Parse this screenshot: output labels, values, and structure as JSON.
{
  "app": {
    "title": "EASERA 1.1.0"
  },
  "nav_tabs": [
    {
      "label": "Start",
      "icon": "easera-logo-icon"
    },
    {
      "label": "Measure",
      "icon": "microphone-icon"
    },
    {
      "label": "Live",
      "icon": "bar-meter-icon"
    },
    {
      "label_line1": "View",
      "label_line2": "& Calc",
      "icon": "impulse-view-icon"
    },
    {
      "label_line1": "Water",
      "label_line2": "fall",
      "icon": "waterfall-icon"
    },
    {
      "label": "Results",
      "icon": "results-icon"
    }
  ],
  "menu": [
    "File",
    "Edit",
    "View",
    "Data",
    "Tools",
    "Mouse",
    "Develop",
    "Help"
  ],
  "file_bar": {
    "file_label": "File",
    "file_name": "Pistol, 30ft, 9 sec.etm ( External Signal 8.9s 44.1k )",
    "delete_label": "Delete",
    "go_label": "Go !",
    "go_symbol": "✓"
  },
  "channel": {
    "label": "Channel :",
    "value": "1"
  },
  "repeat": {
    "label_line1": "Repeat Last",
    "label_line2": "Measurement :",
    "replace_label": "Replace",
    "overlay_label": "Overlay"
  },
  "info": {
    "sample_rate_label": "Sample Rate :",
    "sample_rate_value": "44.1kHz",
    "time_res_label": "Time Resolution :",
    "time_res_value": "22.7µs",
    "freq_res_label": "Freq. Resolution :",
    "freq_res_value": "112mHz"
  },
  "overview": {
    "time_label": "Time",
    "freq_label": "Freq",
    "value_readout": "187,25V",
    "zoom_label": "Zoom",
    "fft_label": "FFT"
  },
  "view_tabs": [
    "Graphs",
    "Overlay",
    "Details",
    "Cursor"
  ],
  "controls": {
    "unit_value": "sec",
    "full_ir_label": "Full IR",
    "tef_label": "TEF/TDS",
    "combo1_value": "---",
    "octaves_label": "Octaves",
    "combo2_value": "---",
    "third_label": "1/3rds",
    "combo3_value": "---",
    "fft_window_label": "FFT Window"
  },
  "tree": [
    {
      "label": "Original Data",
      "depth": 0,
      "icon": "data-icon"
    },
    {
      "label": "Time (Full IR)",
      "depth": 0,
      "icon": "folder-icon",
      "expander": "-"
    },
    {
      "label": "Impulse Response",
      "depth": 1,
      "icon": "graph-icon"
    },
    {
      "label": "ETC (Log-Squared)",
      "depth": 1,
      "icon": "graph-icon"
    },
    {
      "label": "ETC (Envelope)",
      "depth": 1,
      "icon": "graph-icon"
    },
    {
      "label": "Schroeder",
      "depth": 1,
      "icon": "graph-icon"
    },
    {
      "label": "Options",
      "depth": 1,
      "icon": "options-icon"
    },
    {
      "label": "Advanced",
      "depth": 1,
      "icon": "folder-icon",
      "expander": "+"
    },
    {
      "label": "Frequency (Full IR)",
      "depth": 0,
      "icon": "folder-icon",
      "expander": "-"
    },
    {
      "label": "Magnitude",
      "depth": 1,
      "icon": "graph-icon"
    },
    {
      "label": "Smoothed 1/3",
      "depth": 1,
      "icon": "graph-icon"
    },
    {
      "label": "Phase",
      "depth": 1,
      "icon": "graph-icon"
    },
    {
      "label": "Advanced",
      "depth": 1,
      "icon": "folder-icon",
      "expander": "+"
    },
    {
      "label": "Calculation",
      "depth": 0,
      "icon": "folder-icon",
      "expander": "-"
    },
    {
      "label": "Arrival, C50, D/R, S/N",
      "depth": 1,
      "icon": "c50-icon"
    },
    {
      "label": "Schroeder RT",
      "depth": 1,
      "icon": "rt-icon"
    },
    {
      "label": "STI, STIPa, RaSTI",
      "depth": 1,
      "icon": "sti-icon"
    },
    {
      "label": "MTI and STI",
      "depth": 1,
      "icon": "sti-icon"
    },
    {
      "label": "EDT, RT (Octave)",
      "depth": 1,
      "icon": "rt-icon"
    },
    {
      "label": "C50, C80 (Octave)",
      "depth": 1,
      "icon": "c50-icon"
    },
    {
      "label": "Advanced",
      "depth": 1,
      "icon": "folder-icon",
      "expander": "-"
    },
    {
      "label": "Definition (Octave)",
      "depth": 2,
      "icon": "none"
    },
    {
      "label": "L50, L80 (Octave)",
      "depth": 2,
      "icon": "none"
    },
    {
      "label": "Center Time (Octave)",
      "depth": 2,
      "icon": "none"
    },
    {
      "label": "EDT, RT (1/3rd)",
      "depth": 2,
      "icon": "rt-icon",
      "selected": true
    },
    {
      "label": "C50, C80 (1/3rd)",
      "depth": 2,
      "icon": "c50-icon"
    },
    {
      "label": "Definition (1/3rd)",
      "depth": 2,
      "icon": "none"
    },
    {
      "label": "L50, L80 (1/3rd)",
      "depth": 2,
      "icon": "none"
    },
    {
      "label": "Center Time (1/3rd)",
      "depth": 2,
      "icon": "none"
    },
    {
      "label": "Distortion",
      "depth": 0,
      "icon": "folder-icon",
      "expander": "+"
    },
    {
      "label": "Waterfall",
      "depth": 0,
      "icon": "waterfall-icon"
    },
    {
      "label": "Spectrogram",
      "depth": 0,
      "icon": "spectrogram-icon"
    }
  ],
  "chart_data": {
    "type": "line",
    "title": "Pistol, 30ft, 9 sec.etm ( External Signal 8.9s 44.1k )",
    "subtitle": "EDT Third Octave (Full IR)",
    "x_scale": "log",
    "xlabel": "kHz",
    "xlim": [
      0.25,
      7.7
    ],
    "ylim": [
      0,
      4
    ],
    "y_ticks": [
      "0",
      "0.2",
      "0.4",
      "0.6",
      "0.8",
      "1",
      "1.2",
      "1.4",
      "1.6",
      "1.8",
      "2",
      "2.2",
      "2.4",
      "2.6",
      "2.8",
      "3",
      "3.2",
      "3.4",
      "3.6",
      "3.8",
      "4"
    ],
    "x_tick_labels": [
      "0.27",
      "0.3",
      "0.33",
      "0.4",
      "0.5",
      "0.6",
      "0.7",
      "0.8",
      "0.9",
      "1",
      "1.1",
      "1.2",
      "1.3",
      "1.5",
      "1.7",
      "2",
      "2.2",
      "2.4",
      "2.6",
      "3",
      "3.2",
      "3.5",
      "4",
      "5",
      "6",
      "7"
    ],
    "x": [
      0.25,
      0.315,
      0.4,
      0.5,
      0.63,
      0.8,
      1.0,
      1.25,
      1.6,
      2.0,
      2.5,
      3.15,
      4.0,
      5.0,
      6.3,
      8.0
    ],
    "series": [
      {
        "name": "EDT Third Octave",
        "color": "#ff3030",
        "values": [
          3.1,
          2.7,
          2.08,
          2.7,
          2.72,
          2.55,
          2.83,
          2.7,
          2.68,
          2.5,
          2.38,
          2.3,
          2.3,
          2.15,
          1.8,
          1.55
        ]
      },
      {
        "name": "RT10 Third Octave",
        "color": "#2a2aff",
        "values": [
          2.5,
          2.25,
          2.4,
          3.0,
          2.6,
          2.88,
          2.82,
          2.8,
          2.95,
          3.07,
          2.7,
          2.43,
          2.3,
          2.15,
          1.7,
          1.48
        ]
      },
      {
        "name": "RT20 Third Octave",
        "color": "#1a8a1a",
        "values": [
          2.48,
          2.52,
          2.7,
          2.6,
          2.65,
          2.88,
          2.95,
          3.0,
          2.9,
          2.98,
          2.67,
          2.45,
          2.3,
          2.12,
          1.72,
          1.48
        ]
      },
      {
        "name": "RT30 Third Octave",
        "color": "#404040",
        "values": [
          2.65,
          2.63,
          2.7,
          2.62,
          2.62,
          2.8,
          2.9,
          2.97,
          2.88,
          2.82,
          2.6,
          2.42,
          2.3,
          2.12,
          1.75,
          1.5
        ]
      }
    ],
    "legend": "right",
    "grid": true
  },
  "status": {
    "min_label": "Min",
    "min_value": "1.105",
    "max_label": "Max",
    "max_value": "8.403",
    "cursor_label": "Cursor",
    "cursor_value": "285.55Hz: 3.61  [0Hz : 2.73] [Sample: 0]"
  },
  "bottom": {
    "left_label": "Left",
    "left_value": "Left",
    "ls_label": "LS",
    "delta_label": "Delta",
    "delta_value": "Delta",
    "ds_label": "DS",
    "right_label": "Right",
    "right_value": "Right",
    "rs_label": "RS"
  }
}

===============

§ **AIM**
Of the lines in the data, how many contain the word "Center"? Provide the number and nothing further.

§ **RESULT FOR THIS EXERCISE**
2